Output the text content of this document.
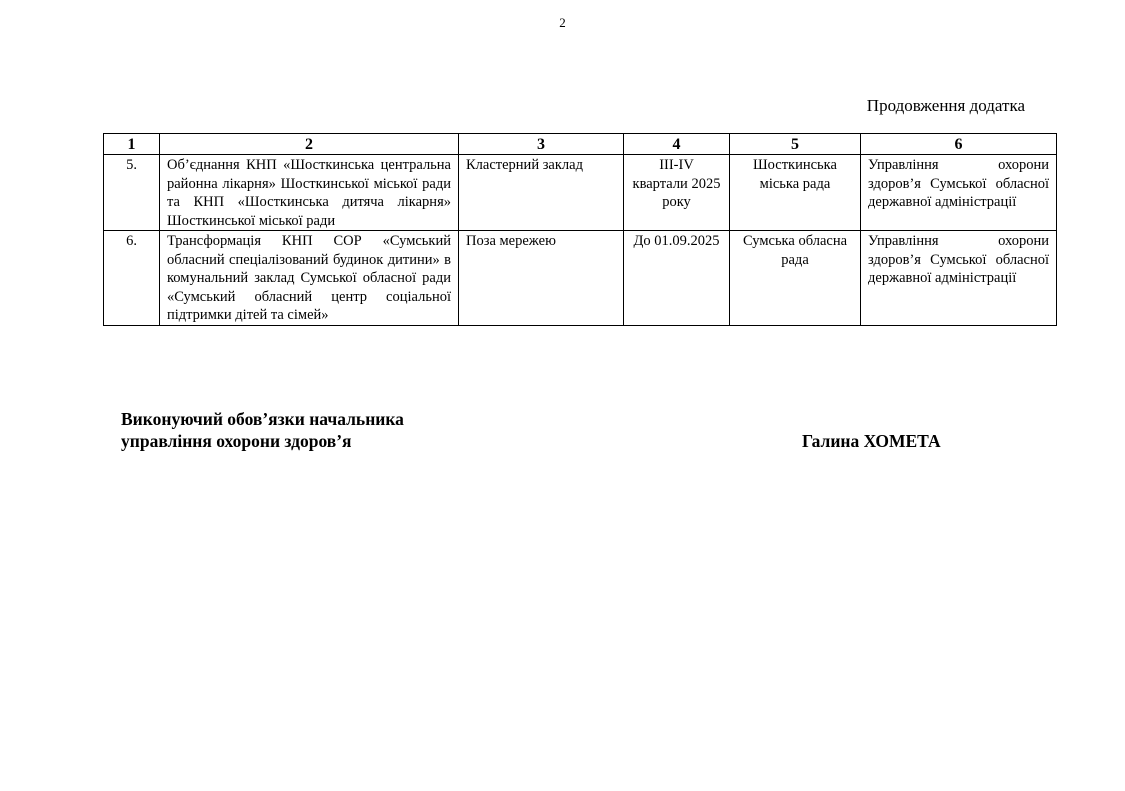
2
Продовження додатка
1	2	3	4	5	6
5.	Об’єднання КНП «Шосткинська центральна районна лікарня» Шосткинської міської ради та КНП «Шосткинська дитяча лікарня» Шосткинської міської ради	Кластерний заклад	III-IV квартали 2025 року	Шосткинська міська рада	Управління охорони здоров’я Сумської обласної державної адміністрації
6.	Трансформація КНП СОР «Сумський обласний спеціалізований будинок дитини» в комунальний заклад Сумської обласної ради «Сумський обласний центр соціальної підтримки дітей та сімей»	Поза мережею	До 01.09.2025	Сумська обласна рада	Управління охорони здоров’я Сумської обласної державної адміністрації
Виконуючий обов’язки начальника
управління охорони здоров’я	Галина ХОМЕТА
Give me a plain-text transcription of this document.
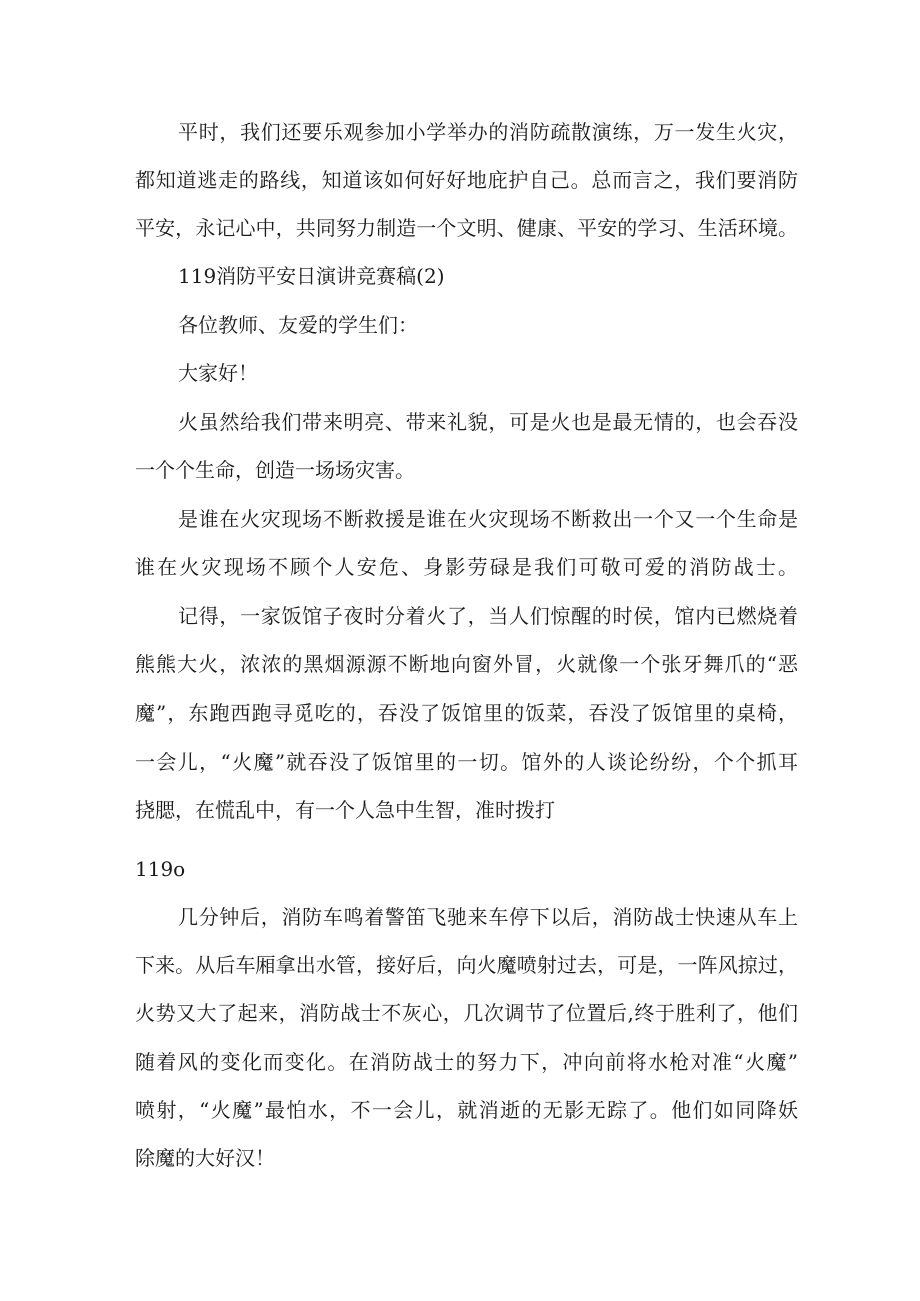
平时，我们还要乐观参加小学举办的消防疏散演练，万一发生火灾，

都知道逃走的路线，知道该如何好好地庇护自己。总而言之，我们要消防

平安，永记心中，共同努力制造一个文明、健康、平安的学习、生活环境。

119消防平安日演讲竞赛稿(2)

各位教师、友爱的学生们：

大家好！

火虽然给我们带来明亮、带来礼貌，可是火也是最无情的，也会吞没

一个个生命，创造一场场灾害。

是谁在火灾现场不断救援是谁在火灾现场不断救出一个又一个生命是

谁在火灾现场不顾个人安危、身影劳碌是我们可敬可爱的消防战士。

记得，一家饭馆子夜时分着火了，当人们惊醒的时侯，馆内已燃烧着

熊熊大火，浓浓的黑烟源源不断地向窗外冒，火就像一个张牙舞爪的“恶

魔”，东跑西跑寻觅吃的，吞没了饭馆里的饭菜，吞没了饭馆里的桌椅，

一会儿，“火魔”就吞没了饭馆里的一切。馆外的人谈论纷纷，个个抓耳

挠腮，在慌乱中，有一个人急中生智，准时拨打

119o

几分钟后，消防车鸣着警笛飞驰来车停下以后，消防战士快速从车上

下来。从后车厢拿出水管，接好后，向火魔喷射过去，可是，一阵风掠过，

火势又大了起来，消防战士不灰心，几次调节了位置后,终于胜利了，他们

随着风的变化而变化。在消防战士的努力下，冲向前将水枪对准“火魔”

喷射，“火魔”最怕水，不一会儿，就消逝的无影无踪了。他们如同降妖

除魔的大好汉！
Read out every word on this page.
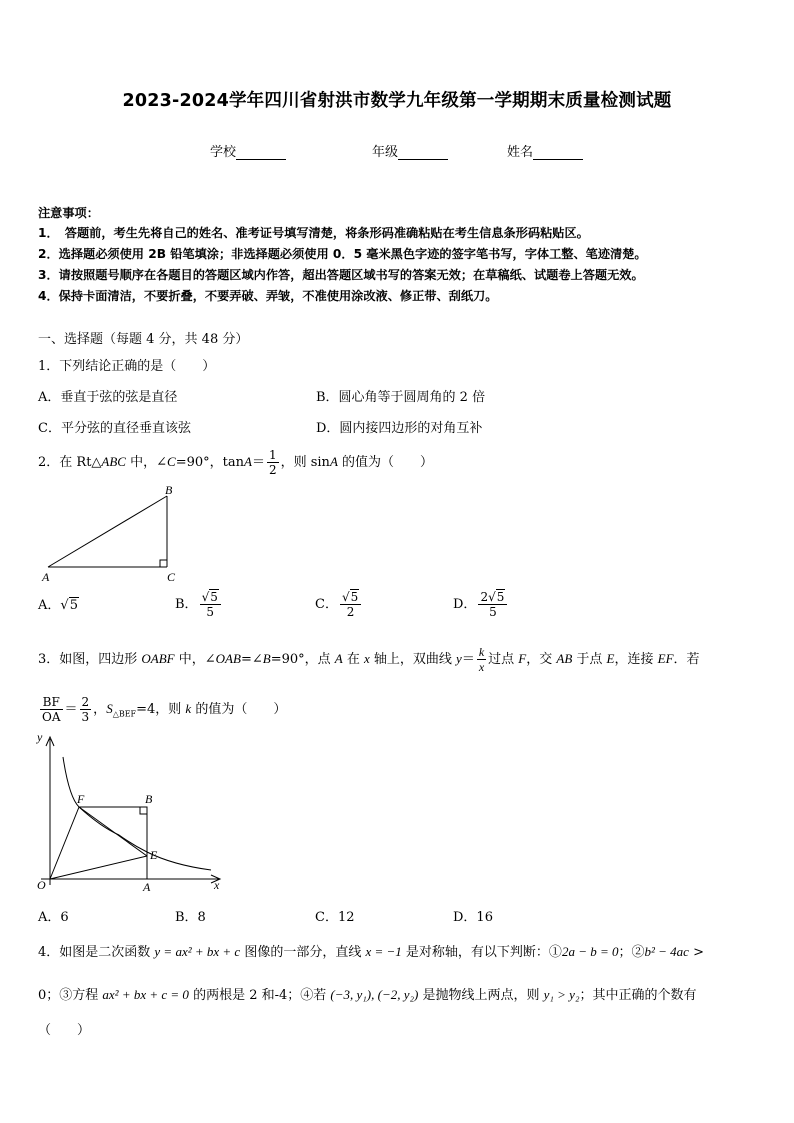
2023-2024学年四川省射洪市数学九年级第一学期期末质量检测试题
学校	年级	姓名
注意事项：
1．　答题前，考生先将自己的姓名、准考证号填写清楚，将条形码准确粘贴在考生信息条形码粘贴区。
2．选择题必须使用 2B 铅笔填涂；非选择题必须使用 0．5 毫米黑色字迹的签字笔书写，字体工整、笔迹清楚。
3．请按照题号顺序在各题目的答题区域内作答，超出答题区域书写的答案无效；在草稿纸、试题卷上答题无效。
4．保持卡面清洁，不要折叠，不要弄破、弄皱，不准使用涂改液、修正带、刮纸刀。
一、选择题（每题 4 分，共 48 分）
1．下列结论正确的是（　　）
A．垂直于弦的弦是直径	B．圆心角等于圆周角的 2 倍
C．平分弦的直径垂直该弦	D．圆内接四边形的对角互补
2．在 Rt△ABC 中，∠C=90°，$\tan A= \frac{1}{2}$ ，则 sinA 的值为（　　）
A	C
B
A．√5	B． $\frac{√5}{5}$	C． $\frac{√5}{2}$	D． $\frac{2√5}{5}$
3．如图，四边形 OABF 中，∠OAB=∠B=90°，点 A 在 x 轴上，双曲线 $y= \frac{k}{x}$ 过点 F，交 AB 于点 E，连接 EF．若
$\frac{BF}{OA} = \frac{2}{3}$ ，$S_{\triangle BEF}=4$，则 k 的值为（　　）
y
x
O	A
B
F
E
A．6	B．8	C．12	D．16
4．如图是二次函数 y = ax² + bx + c 图像的一部分，直线 x = −1 是对称轴，有以下判断：①2a − b = 0；②b² − 4ac >
0；③方程 ax² + bx + c = 0 的两根是 2 和-4；④若 (−3, y₁), (−2, y₂) 是抛物线上两点，则 y₁ > y₂；其中正确的个数有
（　　）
:::::
• PROBLEM
Exactly the lines from the line containing "Read out every word on this page." through the last line of the entries above are to be quoted, both included, and nothing else. Pictures are left out.

• COMPLETED TASK
Read out every word on this page.
2023-2024学年四川省射洪市数学九年级第一学期期末质量检测试题
学校	年级	姓名
注意事项：
1．　答题前，考生先将自己的姓名、准考证号填写清楚，将条形码准确粘贴在考生信息条形码粘贴区。
2．选择题必须使用 2B 铅笔填涂；非选择题必须使用 0．5 毫米黑色字迹的签字笔书写，字体工整、笔迹清楚。
3．请按照题号顺序在各题目的答题区域内作答，超出答题区域书写的答案无效；在草稿纸、试题卷上答题无效。
4．保持卡面清洁，不要折叠，不要弄破、弄皱，不准使用涂改液、修正带、刮纸刀。
一、选择题（每题 4 分，共 48 分）
1．下列结论正确的是（　　）
A．垂直于弦的弦是直径	B．圆心角等于圆周角的 2 倍
C．平分弦的直径垂直该弦	D．圆内接四边形的对角互补
2．在 Rt△ABC 中，∠C=90°，$\tan A= \frac{1}{2}$ ，则 sinA 的值为（　　）
A	C
B
A．√5	B． $\frac{√5}{5}$	C． $\frac{√5}{2}$	D． $\frac{2√5}{5}$
3．如图，四边形 OABF 中，∠OAB=∠B=90°，点 A 在 x 轴上，双曲线 $y= \frac{k}{x}$ 过点 F，交 AB 于点 E，连接 EF．若
$\frac{BF}{OA} = \frac{2}{3}$ ，$S_{\triangle BEF}=4$，则 k 的值为（　　）
y
x
O	A
B
F
E
A．6	B．8	C．12	D．16
4．如图是二次函数 y = ax² + bx + c 图像的一部分，直线 x = −1 是对称轴，有以下判断：①2a − b = 0；②b² − 4ac >
0；③方程 ax² + bx + c = 0 的两根是 2 和-4；④若 (−3, y₁), (−2, y₂) 是抛物线上两点，则 y₁ > y₂；其中正确的个数有
（　　）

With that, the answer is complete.